[Begin]
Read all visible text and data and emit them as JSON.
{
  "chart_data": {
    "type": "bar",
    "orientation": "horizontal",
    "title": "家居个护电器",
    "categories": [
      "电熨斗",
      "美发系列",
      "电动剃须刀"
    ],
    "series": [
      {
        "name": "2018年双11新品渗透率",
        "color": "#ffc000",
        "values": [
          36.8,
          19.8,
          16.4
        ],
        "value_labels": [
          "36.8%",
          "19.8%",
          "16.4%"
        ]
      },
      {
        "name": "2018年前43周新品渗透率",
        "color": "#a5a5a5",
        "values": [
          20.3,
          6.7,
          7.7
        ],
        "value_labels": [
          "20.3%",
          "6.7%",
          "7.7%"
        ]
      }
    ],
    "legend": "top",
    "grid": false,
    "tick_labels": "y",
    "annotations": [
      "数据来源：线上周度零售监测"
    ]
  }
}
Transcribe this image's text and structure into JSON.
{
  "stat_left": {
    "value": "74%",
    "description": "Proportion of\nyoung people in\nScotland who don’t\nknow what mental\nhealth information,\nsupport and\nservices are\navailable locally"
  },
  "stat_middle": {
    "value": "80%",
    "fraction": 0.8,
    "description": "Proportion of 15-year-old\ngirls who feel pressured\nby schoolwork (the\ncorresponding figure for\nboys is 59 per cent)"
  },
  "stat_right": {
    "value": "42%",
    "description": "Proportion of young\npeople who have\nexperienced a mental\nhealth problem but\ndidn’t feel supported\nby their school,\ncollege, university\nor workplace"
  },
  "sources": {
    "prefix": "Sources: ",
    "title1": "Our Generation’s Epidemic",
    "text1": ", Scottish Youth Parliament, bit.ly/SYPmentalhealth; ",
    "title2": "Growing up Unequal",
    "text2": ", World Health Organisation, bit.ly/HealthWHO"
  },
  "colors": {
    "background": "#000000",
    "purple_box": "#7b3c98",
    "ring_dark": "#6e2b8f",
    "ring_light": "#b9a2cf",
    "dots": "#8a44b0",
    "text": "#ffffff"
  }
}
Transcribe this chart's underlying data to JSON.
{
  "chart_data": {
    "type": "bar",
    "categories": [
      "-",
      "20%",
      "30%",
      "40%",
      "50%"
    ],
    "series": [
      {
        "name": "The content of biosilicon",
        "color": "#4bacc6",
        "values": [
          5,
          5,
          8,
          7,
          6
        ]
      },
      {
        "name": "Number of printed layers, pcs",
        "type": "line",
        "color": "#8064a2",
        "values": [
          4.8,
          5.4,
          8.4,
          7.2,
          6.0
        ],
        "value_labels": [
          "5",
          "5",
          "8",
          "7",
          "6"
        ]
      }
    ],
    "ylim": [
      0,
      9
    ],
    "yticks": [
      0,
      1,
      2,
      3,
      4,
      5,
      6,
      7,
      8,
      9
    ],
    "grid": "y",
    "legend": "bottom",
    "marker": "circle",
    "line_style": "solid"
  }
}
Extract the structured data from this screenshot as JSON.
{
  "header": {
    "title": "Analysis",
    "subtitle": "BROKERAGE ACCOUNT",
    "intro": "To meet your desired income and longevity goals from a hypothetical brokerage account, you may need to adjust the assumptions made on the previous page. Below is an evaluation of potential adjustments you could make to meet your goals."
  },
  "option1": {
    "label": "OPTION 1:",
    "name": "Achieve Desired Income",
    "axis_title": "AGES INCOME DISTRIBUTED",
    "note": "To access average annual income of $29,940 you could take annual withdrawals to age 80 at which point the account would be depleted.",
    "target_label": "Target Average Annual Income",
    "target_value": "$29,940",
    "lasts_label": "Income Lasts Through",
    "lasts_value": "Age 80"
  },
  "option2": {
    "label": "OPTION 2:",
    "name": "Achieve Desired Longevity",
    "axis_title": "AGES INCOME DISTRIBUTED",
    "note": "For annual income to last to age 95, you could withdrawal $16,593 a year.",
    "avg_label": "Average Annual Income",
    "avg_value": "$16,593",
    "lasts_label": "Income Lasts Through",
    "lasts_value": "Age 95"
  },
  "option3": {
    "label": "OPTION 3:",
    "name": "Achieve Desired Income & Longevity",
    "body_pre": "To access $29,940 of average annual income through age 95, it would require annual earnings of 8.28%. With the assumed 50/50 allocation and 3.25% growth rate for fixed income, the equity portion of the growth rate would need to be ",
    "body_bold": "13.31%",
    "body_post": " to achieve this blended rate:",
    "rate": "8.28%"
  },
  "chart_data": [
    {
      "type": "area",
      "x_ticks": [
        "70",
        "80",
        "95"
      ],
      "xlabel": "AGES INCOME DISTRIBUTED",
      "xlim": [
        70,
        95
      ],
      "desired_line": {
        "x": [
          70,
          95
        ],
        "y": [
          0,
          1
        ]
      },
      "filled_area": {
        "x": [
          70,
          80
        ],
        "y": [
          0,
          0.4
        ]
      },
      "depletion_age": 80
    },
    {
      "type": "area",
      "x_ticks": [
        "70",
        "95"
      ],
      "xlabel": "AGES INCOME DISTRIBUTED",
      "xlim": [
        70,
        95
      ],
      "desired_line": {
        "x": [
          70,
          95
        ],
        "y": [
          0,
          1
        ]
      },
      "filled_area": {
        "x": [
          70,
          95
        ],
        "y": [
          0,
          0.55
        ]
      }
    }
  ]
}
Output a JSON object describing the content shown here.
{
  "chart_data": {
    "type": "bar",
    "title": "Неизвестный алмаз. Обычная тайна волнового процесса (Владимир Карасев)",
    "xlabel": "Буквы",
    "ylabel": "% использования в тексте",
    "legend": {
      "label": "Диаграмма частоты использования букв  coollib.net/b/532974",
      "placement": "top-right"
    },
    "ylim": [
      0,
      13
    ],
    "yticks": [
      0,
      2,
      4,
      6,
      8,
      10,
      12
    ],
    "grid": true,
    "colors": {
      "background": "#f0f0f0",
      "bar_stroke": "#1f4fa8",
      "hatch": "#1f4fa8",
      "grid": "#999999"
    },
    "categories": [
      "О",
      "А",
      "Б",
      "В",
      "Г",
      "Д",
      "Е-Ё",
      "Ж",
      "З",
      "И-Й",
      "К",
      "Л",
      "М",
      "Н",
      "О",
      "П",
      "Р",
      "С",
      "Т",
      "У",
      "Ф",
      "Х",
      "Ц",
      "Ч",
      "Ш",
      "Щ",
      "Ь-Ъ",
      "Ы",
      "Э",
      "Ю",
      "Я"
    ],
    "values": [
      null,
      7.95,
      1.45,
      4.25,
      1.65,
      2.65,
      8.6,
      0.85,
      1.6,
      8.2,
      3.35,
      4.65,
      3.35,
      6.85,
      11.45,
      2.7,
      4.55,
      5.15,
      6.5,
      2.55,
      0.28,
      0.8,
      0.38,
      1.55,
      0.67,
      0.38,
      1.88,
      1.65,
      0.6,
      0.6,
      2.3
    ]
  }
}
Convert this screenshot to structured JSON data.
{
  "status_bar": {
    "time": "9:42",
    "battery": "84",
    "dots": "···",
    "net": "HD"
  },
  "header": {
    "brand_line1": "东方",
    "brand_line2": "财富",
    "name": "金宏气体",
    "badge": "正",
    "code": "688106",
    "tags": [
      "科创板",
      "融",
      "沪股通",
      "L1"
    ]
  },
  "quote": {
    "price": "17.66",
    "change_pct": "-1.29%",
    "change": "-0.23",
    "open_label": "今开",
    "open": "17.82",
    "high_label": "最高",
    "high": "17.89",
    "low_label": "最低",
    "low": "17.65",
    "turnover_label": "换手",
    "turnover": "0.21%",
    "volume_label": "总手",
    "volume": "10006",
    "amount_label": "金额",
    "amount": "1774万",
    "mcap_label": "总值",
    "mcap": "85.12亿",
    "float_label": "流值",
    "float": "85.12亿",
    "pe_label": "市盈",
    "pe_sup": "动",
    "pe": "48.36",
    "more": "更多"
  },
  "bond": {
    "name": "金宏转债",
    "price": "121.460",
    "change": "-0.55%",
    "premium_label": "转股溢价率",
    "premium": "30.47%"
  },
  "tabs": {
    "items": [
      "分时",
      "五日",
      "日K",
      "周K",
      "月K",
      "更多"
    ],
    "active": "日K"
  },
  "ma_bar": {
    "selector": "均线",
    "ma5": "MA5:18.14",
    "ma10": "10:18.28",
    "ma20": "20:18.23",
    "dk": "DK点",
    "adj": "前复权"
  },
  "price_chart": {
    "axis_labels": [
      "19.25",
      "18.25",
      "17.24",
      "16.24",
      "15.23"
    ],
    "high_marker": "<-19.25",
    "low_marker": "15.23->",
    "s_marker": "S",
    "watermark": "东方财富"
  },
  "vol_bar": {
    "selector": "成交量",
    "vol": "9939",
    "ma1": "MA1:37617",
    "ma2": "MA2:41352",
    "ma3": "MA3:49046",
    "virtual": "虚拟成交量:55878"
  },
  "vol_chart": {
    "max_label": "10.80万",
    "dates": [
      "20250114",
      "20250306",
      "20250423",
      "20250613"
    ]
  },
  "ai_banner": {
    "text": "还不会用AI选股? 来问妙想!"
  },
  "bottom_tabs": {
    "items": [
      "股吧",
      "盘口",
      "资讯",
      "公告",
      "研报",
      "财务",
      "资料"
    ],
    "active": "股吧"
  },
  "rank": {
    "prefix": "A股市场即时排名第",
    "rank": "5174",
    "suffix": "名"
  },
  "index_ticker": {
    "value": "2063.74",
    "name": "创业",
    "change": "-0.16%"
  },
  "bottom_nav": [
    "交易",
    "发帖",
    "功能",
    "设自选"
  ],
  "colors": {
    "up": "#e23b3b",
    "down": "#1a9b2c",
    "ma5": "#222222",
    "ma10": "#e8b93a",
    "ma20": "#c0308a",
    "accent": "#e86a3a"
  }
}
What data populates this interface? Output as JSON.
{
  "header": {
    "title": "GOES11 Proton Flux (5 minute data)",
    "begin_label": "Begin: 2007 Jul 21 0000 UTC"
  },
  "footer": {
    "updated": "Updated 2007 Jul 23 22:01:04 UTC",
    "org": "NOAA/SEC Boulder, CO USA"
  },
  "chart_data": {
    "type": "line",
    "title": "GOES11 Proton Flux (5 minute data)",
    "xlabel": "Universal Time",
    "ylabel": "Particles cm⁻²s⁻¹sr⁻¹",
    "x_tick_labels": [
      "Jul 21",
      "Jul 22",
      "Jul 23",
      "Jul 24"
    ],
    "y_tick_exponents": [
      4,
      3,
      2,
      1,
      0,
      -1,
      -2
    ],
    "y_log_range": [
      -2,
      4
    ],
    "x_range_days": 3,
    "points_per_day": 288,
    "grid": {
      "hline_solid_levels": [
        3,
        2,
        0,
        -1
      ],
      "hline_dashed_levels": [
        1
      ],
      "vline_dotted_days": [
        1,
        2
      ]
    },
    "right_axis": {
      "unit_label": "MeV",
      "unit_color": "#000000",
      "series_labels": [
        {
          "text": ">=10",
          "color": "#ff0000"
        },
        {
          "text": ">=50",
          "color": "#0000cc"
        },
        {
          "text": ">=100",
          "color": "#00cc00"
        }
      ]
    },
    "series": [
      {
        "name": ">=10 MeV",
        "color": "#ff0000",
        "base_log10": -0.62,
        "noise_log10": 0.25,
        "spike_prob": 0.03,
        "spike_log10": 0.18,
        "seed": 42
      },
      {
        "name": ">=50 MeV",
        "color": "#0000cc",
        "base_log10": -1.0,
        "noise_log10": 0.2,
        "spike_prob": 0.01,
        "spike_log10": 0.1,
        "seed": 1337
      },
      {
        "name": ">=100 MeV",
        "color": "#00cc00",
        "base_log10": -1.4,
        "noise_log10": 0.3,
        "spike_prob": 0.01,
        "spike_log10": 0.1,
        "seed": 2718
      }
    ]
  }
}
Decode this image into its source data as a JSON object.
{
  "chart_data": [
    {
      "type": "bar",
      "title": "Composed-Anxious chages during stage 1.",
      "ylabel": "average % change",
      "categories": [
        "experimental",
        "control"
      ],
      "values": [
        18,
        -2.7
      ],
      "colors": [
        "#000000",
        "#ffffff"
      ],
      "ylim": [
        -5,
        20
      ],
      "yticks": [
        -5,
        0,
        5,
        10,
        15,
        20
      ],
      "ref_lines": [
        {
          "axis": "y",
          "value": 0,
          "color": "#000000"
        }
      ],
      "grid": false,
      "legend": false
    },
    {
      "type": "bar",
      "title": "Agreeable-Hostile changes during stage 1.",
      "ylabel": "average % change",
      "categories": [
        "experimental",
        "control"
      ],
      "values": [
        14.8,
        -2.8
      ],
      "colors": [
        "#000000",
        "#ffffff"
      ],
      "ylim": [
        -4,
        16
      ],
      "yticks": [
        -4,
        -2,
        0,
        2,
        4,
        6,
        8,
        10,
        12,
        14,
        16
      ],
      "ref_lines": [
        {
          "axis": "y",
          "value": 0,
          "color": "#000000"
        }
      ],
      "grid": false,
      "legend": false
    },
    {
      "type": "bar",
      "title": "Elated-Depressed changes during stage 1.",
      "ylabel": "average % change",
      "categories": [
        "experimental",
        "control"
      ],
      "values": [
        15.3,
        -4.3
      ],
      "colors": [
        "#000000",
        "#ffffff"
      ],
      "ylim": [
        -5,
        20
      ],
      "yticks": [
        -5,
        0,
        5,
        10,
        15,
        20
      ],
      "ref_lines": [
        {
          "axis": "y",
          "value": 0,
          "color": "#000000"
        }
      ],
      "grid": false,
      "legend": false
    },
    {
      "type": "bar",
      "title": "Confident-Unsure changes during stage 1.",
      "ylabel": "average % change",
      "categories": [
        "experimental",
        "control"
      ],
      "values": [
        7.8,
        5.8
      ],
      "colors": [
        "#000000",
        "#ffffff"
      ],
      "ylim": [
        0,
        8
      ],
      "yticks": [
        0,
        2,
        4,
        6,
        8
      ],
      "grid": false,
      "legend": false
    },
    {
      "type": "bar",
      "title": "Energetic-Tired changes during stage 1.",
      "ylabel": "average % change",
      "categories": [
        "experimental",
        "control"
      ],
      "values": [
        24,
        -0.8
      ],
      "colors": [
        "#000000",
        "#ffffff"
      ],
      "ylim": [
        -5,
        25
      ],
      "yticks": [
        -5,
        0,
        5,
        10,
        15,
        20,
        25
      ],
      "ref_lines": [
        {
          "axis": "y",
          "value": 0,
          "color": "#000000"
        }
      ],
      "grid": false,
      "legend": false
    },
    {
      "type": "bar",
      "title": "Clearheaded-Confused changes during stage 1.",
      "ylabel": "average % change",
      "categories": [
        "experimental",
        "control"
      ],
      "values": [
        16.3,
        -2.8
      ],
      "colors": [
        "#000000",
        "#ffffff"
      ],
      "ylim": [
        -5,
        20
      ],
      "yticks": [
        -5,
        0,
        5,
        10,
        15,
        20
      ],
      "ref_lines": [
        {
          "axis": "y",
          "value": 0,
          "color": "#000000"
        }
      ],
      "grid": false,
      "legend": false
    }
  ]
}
[End]
§ REQUIRED TASK: Tally up the lines holding the string "Transcribe" in this listing, and report the total alone.

§ CORRECT RESPONSE: 2